Dataset excerpts
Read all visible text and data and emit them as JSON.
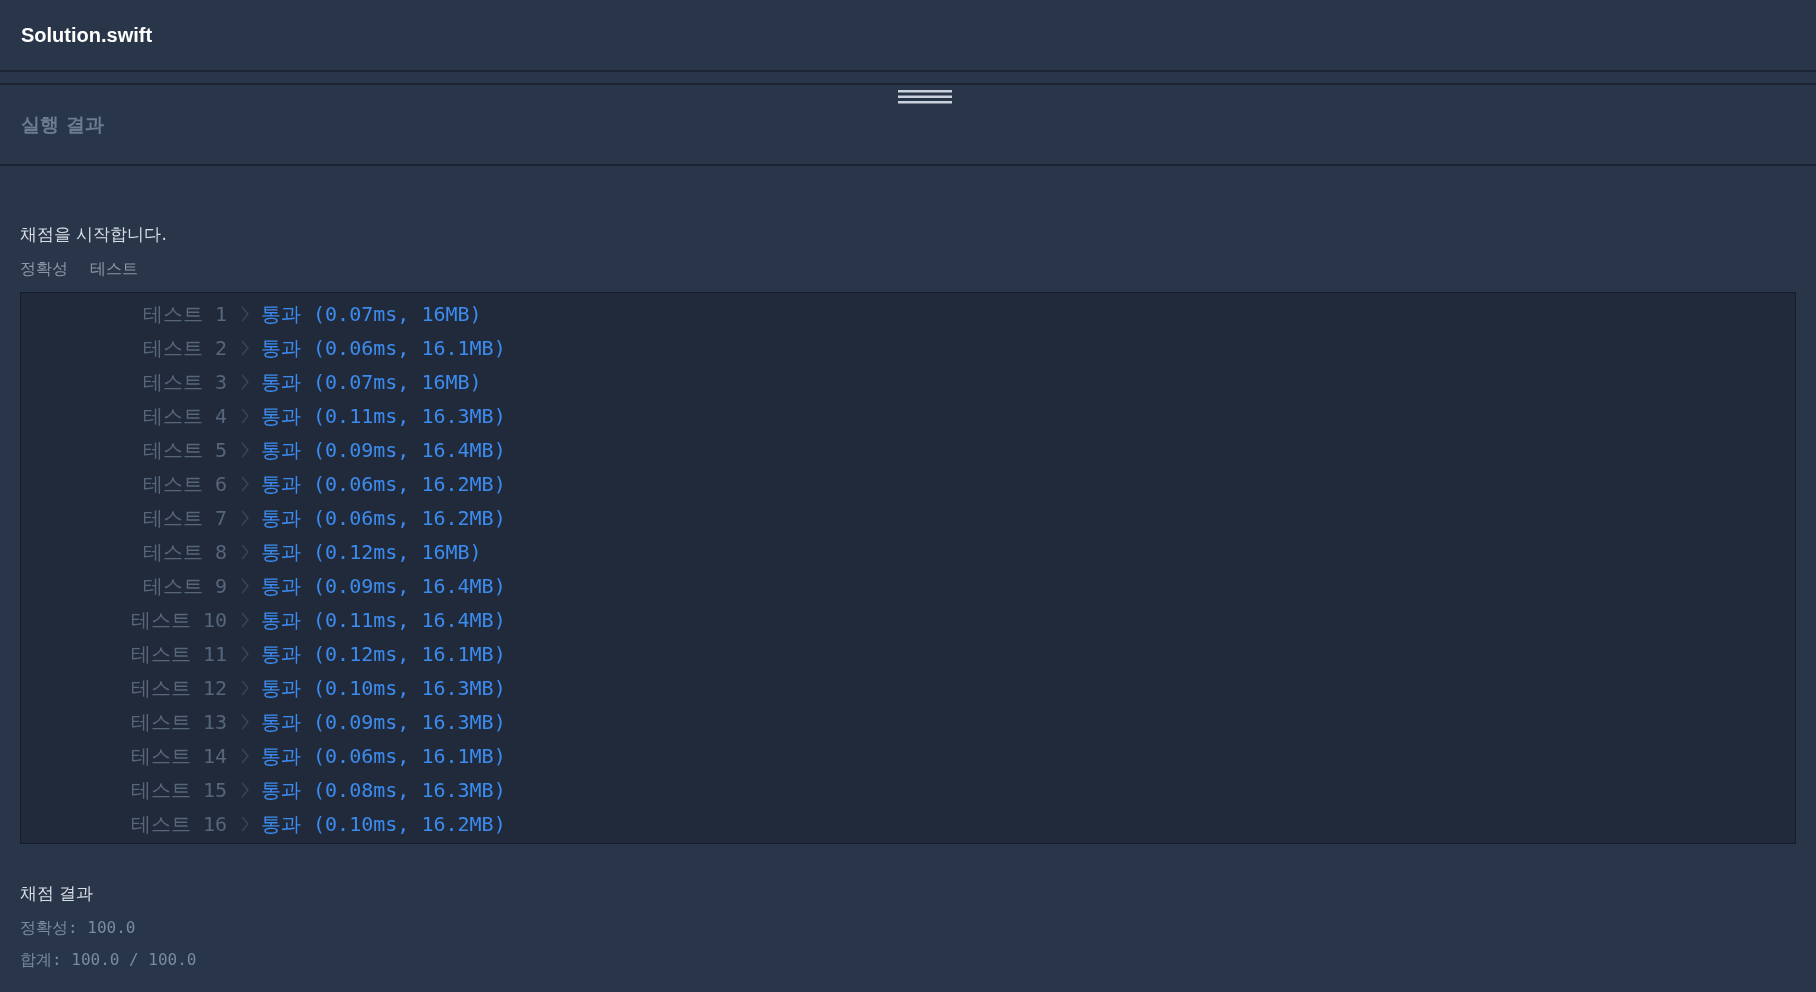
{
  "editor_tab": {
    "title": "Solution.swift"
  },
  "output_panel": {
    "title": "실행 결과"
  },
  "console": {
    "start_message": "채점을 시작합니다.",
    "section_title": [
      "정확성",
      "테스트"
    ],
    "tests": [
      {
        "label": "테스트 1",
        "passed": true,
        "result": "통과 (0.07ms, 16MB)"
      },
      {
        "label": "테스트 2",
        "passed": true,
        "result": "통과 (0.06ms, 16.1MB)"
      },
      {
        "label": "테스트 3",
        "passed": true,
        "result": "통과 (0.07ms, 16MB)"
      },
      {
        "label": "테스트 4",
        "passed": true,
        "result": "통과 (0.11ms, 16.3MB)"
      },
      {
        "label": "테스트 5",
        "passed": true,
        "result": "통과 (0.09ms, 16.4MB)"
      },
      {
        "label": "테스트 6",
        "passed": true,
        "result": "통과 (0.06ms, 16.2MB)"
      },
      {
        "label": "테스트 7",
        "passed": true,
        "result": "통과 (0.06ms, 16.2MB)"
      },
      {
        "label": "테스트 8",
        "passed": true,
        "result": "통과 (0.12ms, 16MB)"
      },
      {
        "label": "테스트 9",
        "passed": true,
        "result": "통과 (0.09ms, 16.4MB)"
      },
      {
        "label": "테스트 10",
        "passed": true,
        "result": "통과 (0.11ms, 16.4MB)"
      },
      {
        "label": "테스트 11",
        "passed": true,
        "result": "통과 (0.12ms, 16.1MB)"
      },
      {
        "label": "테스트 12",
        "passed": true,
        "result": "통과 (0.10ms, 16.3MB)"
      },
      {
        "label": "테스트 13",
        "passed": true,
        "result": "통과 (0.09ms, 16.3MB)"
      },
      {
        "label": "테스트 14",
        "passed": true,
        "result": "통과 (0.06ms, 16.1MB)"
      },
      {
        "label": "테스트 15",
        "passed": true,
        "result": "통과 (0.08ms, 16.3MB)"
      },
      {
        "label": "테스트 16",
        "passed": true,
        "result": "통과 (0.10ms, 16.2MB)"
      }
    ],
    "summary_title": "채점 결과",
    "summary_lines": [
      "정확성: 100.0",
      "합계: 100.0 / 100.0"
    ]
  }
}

Task to complete: Every record must be copied exactly, with images dropped from the result.

Finished answer:
Read all visible text and data and emit them as JSON.
{
  "editor_tab": {
    "title": "Solution.swift"
  },
  "output_panel": {
    "title": "실행 결과"
  },
  "console": {
    "start_message": "채점을 시작합니다.",
    "section_title": [
      "정확성",
      "테스트"
    ],
    "tests": [
      {
        "label": "테스트 1",
        "passed": true,
        "result": "통과 (0.07ms, 16MB)"
      },
      {
        "label": "테스트 2",
        "passed": true,
        "result": "통과 (0.06ms, 16.1MB)"
      },
      {
        "label": "테스트 3",
        "passed": true,
        "result": "통과 (0.07ms, 16MB)"
      },
      {
        "label": "테스트 4",
        "passed": true,
        "result": "통과 (0.11ms, 16.3MB)"
      },
      {
        "label": "테스트 5",
        "passed": true,
        "result": "통과 (0.09ms, 16.4MB)"
      },
      {
        "label": "테스트 6",
        "passed": true,
        "result": "통과 (0.06ms, 16.2MB)"
      },
      {
        "label": "테스트 7",
        "passed": true,
        "result": "통과 (0.06ms, 16.2MB)"
      },
      {
        "label": "테스트 8",
        "passed": true,
        "result": "통과 (0.12ms, 16MB)"
      },
      {
        "label": "테스트 9",
        "passed": true,
        "result": "통과 (0.09ms, 16.4MB)"
      },
      {
        "label": "테스트 10",
        "passed": true,
        "result": "통과 (0.11ms, 16.4MB)"
      },
      {
        "label": "테스트 11",
        "passed": true,
        "result": "통과 (0.12ms, 16.1MB)"
      },
      {
        "label": "테스트 12",
        "passed": true,
        "result": "통과 (0.10ms, 16.3MB)"
      },
      {
        "label": "테스트 13",
        "passed": true,
        "result": "통과 (0.09ms, 16.3MB)"
      },
      {
        "label": "테스트 14",
        "passed": true,
        "result": "통과 (0.06ms, 16.1MB)"
      },
      {
        "label": "테스트 15",
        "passed": true,
        "result": "통과 (0.08ms, 16.3MB)"
      },
      {
        "label": "테스트 16",
        "passed": true,
        "result": "통과 (0.10ms, 16.2MB)"
      }
    ],
    "summary_title": "채점 결과",
    "summary_lines": [
      "정확성: 100.0",
      "합계: 100.0 / 100.0"
    ]
  }
}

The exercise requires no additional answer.